[Figure collection entries]
- - -
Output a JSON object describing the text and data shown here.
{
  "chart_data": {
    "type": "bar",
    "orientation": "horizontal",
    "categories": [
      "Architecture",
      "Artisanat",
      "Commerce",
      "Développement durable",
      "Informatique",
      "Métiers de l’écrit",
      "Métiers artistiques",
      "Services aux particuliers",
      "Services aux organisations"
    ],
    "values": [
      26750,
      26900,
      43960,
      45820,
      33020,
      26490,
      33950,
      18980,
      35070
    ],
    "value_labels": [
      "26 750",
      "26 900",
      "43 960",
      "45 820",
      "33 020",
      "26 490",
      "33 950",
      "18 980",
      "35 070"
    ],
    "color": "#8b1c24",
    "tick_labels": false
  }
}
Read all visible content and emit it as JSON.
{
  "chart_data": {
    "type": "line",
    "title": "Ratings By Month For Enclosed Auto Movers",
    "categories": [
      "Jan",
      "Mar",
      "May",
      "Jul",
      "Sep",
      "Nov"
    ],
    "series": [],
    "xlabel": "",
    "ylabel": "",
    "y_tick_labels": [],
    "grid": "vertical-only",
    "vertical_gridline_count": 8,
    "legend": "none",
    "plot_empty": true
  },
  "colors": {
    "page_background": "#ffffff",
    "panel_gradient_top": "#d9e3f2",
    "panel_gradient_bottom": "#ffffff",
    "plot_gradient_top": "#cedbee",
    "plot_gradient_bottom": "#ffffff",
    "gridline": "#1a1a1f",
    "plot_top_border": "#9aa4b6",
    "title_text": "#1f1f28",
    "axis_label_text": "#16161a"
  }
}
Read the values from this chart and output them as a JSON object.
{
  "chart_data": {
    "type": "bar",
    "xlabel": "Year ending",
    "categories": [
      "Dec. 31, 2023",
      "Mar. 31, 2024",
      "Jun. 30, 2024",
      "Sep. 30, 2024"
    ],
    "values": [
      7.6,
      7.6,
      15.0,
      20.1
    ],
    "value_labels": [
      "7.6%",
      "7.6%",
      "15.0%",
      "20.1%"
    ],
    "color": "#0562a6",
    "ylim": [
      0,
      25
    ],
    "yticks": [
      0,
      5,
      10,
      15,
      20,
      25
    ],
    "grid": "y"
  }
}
- - -
* Your task:
Restate the whole listing exactly, leaving out nothing.

* Output of the exercise:
Output a JSON object describing the text and data shown here.
{
  "chart_data": {
    "type": "bar",
    "orientation": "horizontal",
    "categories": [
      "Architecture",
      "Artisanat",
      "Commerce",
      "Développement durable",
      "Informatique",
      "Métiers de l’écrit",
      "Métiers artistiques",
      "Services aux particuliers",
      "Services aux organisations"
    ],
    "values": [
      26750,
      26900,
      43960,
      45820,
      33020,
      26490,
      33950,
      18980,
      35070
    ],
    "value_labels": [
      "26 750",
      "26 900",
      "43 960",
      "45 820",
      "33 020",
      "26 490",
      "33 950",
      "18 980",
      "35 070"
    ],
    "color": "#8b1c24",
    "tick_labels": false
  }
}
Read all visible content and emit it as JSON.
{
  "chart_data": {
    "type": "line",
    "title": "Ratings By Month For Enclosed Auto Movers",
    "categories": [
      "Jan",
      "Mar",
      "May",
      "Jul",
      "Sep",
      "Nov"
    ],
    "series": [],
    "xlabel": "",
    "ylabel": "",
    "y_tick_labels": [],
    "grid": "vertical-only",
    "vertical_gridline_count": 8,
    "legend": "none",
    "plot_empty": true
  },
  "colors": {
    "page_background": "#ffffff",
    "panel_gradient_top": "#d9e3f2",
    "panel_gradient_bottom": "#ffffff",
    "plot_gradient_top": "#cedbee",
    "plot_gradient_bottom": "#ffffff",
    "gridline": "#1a1a1f",
    "plot_top_border": "#9aa4b6",
    "title_text": "#1f1f28",
    "axis_label_text": "#16161a"
  }
}
Read the values from this chart and output them as a JSON object.
{
  "chart_data": {
    "type": "bar",
    "xlabel": "Year ending",
    "categories": [
      "Dec. 31, 2023",
      "Mar. 31, 2024",
      "Jun. 30, 2024",
      "Sep. 30, 2024"
    ],
    "values": [
      7.6,
      7.6,
      15.0,
      20.1
    ],
    "value_labels": [
      "7.6%",
      "7.6%",
      "15.0%",
      "20.1%"
    ],
    "color": "#0562a6",
    "ylim": [
      0,
      25
    ],
    "yticks": [
      0,
      5,
      10,
      15,
      20,
      25
    ],
    "grid": "y"
  }
}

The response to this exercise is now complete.